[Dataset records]
■ ■ ■ ■

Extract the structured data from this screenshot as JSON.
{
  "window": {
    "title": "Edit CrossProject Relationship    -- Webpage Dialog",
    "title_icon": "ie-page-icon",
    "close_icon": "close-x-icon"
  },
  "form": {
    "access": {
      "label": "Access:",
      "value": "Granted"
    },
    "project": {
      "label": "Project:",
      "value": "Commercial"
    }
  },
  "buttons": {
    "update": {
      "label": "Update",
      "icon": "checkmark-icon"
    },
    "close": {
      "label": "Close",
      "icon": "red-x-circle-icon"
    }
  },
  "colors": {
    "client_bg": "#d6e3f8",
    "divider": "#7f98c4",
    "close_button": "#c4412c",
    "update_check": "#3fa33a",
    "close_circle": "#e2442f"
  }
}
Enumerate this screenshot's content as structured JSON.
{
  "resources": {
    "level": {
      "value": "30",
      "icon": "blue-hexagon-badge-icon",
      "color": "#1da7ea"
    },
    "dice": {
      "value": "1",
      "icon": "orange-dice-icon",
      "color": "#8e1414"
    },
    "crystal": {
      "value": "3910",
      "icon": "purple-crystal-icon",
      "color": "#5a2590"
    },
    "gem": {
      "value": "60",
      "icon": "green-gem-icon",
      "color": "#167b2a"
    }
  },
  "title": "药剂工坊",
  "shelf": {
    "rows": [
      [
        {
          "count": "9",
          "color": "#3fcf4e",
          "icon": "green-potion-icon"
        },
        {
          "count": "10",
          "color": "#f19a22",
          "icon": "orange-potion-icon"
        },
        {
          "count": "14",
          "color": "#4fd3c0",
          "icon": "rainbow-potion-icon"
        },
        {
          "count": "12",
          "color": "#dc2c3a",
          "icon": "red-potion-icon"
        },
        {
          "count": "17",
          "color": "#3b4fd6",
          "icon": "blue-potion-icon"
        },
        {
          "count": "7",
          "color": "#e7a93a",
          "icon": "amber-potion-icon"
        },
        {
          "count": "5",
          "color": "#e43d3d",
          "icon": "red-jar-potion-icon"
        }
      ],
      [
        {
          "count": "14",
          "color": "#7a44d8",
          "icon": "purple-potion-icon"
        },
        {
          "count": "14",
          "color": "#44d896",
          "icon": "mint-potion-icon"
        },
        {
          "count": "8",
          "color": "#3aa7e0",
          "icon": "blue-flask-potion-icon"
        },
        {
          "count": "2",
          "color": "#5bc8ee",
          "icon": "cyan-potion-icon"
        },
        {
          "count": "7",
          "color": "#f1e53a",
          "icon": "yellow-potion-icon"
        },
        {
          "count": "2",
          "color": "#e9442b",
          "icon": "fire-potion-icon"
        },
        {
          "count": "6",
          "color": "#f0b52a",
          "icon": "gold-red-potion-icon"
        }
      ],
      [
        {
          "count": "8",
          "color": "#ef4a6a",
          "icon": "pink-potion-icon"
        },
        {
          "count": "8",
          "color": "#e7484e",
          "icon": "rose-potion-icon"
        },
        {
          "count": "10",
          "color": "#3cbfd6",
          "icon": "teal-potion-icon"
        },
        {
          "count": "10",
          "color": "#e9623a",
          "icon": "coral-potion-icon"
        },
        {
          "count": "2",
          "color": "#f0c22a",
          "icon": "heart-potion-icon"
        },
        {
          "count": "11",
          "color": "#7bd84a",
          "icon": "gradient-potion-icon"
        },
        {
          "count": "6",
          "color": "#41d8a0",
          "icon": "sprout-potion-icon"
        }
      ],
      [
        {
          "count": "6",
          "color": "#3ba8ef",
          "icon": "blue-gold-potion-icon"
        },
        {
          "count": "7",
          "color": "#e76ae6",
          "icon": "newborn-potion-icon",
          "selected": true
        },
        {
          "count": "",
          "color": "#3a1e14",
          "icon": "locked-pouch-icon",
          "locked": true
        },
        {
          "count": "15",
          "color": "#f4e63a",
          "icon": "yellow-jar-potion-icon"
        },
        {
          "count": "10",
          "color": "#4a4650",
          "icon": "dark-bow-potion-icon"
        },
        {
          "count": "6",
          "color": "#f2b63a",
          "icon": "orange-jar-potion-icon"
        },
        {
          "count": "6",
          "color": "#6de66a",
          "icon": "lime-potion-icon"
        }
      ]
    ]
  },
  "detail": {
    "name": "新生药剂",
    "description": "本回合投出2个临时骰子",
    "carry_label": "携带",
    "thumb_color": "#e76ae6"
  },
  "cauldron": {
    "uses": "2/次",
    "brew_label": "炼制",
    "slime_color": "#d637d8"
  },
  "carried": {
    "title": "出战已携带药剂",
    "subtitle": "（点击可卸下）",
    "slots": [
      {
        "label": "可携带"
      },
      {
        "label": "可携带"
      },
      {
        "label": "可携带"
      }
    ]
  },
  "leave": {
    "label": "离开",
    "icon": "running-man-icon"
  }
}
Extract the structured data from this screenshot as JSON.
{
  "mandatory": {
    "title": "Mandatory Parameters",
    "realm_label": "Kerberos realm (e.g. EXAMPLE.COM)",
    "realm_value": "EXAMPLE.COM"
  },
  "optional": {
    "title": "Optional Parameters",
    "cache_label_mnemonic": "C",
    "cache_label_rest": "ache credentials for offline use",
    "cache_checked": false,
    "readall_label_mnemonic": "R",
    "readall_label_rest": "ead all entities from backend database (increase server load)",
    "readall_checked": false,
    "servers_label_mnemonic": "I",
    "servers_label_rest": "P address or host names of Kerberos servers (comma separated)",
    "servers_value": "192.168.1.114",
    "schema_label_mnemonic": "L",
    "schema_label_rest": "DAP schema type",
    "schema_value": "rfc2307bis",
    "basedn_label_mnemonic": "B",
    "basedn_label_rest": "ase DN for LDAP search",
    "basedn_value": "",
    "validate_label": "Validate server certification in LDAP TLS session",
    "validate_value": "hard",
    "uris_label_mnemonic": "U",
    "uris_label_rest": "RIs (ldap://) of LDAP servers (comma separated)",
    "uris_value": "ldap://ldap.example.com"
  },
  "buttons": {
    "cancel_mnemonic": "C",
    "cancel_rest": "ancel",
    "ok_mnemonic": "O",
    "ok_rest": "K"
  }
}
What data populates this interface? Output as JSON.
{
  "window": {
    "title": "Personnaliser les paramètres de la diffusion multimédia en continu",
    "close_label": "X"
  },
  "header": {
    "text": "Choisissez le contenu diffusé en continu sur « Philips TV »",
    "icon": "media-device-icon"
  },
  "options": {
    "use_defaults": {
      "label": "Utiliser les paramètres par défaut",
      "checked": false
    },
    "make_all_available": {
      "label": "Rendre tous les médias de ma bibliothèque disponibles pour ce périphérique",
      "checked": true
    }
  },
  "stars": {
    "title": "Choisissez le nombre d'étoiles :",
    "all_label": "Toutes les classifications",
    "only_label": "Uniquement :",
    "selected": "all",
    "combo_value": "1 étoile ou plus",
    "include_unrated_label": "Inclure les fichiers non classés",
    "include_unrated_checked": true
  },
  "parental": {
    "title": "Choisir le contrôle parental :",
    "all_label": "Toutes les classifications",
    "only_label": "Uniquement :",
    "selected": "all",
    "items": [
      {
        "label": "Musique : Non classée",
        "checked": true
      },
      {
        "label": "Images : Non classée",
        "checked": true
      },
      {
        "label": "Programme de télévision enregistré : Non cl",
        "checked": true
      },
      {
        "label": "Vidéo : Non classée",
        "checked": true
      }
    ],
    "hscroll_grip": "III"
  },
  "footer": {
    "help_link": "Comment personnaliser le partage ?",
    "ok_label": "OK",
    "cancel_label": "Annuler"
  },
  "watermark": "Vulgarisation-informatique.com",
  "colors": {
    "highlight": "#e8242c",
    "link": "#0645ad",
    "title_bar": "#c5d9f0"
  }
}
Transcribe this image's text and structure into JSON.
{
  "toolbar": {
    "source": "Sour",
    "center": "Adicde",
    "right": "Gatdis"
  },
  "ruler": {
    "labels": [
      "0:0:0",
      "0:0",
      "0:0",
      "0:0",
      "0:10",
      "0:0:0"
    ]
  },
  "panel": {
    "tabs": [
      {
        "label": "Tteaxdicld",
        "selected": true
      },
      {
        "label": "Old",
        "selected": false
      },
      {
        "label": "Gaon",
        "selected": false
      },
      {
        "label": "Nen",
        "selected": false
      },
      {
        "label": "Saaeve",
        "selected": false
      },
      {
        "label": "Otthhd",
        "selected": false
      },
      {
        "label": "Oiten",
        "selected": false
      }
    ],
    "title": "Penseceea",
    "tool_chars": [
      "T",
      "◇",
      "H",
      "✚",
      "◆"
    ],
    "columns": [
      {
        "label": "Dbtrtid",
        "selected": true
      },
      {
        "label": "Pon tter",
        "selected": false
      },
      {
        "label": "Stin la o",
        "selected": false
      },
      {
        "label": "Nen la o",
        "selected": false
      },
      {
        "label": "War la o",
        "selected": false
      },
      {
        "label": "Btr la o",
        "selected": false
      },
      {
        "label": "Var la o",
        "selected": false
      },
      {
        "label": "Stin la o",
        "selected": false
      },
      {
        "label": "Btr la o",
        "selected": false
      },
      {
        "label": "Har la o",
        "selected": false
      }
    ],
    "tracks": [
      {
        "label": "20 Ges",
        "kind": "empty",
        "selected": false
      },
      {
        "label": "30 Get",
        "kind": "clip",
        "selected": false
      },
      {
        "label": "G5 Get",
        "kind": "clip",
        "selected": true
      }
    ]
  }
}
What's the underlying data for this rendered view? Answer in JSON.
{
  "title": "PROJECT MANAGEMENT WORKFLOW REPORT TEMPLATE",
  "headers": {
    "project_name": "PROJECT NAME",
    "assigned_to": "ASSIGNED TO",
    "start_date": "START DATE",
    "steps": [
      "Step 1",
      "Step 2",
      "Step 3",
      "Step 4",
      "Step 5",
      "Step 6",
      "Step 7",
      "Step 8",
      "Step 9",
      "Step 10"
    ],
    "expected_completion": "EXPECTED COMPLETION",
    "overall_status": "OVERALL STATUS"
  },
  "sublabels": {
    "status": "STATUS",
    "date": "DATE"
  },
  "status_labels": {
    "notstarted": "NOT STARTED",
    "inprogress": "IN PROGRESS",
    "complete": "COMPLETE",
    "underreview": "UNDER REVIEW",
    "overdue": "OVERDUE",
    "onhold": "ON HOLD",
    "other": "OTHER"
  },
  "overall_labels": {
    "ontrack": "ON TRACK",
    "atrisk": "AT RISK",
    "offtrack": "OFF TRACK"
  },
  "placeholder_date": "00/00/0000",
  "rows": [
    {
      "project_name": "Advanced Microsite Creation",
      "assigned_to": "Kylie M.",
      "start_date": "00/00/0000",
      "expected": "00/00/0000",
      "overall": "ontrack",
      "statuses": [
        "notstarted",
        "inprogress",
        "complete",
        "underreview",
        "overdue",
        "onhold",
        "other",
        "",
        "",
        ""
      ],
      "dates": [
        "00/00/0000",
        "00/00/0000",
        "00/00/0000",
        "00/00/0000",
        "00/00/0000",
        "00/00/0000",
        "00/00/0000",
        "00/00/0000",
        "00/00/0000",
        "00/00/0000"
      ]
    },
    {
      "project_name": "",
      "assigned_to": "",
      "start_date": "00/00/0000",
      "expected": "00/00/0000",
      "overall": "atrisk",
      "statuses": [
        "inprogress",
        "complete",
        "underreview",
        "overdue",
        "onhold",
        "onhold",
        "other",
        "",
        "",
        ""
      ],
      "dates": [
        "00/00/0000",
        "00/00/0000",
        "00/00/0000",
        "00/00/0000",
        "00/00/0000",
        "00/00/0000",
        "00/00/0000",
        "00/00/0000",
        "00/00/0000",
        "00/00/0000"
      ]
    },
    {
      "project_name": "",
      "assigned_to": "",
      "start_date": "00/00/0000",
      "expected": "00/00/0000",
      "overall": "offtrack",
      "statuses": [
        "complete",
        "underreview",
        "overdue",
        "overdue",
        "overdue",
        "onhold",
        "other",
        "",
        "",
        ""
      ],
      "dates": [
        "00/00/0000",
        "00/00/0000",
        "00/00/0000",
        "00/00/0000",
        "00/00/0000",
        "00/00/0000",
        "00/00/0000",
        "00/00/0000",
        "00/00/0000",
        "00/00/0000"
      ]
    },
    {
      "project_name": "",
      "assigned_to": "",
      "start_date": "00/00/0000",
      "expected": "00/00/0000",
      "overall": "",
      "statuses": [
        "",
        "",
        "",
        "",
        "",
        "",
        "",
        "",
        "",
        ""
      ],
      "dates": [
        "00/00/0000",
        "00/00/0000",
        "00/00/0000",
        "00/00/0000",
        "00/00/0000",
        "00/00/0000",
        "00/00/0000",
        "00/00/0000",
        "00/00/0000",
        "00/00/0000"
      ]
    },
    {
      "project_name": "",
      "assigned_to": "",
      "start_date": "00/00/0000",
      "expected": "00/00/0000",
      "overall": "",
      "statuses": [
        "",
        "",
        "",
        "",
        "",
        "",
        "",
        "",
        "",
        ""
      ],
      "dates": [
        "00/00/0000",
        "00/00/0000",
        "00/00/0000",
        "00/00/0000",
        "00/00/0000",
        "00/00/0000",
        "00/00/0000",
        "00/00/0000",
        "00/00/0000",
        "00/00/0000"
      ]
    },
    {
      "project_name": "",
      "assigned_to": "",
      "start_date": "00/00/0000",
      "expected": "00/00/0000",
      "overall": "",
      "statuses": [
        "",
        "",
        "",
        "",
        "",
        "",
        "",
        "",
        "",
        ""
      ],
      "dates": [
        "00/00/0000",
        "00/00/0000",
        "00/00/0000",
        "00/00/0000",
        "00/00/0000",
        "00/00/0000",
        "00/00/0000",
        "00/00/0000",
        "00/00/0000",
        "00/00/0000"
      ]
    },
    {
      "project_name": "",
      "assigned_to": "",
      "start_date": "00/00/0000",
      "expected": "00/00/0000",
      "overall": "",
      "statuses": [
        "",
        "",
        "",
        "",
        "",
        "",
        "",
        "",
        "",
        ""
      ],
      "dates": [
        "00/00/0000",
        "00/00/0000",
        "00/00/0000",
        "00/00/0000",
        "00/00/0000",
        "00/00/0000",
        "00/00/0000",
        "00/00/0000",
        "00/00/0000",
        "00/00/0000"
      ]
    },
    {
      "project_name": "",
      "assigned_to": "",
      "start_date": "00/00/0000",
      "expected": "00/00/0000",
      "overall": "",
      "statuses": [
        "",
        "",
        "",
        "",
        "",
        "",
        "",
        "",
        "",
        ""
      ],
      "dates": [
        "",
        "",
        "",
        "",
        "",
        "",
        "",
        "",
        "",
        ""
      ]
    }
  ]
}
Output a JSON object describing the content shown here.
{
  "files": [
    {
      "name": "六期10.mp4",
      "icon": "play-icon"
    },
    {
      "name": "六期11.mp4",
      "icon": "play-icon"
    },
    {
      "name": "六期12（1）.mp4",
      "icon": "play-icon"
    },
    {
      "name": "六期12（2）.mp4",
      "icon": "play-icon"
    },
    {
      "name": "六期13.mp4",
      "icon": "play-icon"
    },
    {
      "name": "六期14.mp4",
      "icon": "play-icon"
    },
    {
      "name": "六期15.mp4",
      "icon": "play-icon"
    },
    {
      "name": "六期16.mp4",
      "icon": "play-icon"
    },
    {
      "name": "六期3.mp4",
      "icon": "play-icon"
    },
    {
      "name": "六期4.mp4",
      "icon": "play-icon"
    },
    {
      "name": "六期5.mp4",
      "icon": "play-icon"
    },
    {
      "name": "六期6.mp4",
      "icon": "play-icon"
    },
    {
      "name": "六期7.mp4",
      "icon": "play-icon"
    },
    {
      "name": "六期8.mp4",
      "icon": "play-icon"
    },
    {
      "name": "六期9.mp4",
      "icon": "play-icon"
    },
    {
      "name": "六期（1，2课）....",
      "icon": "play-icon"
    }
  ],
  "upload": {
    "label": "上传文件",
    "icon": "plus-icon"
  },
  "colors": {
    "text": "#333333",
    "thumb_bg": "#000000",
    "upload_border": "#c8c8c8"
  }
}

■ ■ ■ ■

Go over the data above and copy every line that has the word "notstarted" in it.

» **SOLUTION FOR THIS TASK**:
    "notstarted": "NOT STARTED",
        "notstarted",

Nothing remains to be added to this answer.